What is expected — Reproduce the lines starting at the one containing "Bar — [80, 200, 84, 238]" and ending at the one containing "Bar — [362, 56, 367, 94]", both included.

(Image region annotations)
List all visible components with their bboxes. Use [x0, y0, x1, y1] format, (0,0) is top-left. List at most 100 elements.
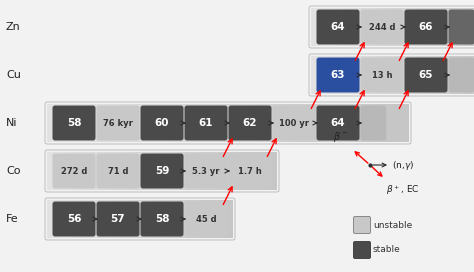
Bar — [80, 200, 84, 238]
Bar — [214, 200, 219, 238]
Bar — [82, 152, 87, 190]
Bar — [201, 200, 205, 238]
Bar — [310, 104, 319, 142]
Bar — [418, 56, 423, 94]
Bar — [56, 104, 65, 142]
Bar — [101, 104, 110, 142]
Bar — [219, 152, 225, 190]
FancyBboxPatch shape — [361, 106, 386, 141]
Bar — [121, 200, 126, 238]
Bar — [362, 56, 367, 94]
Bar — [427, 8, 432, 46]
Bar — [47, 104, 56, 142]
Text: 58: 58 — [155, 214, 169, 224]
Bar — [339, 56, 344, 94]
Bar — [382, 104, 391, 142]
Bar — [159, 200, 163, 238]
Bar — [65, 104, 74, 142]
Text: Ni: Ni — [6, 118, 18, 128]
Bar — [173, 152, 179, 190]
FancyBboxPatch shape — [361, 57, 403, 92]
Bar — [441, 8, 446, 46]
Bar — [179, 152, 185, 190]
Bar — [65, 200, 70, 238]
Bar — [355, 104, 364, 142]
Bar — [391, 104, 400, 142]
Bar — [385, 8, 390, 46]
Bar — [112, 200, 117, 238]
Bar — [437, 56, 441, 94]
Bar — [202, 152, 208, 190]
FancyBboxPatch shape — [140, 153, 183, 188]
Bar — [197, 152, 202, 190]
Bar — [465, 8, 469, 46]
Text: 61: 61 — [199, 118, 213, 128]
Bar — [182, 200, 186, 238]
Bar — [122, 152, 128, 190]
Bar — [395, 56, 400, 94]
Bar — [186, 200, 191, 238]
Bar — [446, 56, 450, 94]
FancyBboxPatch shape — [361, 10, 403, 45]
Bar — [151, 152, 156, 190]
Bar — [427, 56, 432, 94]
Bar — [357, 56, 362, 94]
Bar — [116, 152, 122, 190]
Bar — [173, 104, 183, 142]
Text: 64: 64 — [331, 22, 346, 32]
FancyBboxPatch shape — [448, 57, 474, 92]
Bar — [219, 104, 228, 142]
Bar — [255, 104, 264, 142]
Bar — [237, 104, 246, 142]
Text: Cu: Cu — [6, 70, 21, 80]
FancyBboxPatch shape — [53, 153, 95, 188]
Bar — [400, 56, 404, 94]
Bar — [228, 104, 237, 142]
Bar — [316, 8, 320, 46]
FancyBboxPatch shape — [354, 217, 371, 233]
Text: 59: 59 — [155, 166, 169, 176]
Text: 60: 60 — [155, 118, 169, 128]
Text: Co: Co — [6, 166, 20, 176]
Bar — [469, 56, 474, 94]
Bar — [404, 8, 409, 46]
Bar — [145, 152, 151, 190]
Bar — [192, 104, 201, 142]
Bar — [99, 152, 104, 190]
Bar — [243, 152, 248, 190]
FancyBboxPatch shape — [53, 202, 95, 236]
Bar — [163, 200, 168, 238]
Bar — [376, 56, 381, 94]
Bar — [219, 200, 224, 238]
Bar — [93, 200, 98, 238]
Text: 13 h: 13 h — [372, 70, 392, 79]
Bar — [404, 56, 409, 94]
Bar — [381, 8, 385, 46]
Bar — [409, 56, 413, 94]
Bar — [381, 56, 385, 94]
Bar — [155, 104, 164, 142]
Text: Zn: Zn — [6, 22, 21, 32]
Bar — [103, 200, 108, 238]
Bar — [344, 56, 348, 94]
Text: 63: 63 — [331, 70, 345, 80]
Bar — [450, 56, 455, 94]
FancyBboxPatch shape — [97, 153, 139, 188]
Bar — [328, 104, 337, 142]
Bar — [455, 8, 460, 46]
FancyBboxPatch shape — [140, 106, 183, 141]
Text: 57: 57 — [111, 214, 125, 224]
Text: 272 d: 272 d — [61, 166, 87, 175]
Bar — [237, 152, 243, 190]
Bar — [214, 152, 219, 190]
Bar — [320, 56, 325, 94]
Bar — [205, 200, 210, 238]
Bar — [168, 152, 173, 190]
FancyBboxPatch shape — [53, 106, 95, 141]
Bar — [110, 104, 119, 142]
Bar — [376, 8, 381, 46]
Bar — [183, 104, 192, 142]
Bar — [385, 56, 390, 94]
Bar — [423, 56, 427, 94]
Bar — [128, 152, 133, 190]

Written response —
Bar — [80, 200, 84, 238]
Bar — [214, 200, 219, 238]
Bar — [82, 152, 87, 190]
Bar — [201, 200, 205, 238]
Bar — [310, 104, 319, 142]
Bar — [418, 56, 423, 94]
Bar — [56, 104, 65, 142]
Bar — [101, 104, 110, 142]
Bar — [219, 152, 225, 190]
FancyBboxPatch shape — [361, 106, 386, 141]
Bar — [121, 200, 126, 238]
Bar — [362, 56, 367, 94]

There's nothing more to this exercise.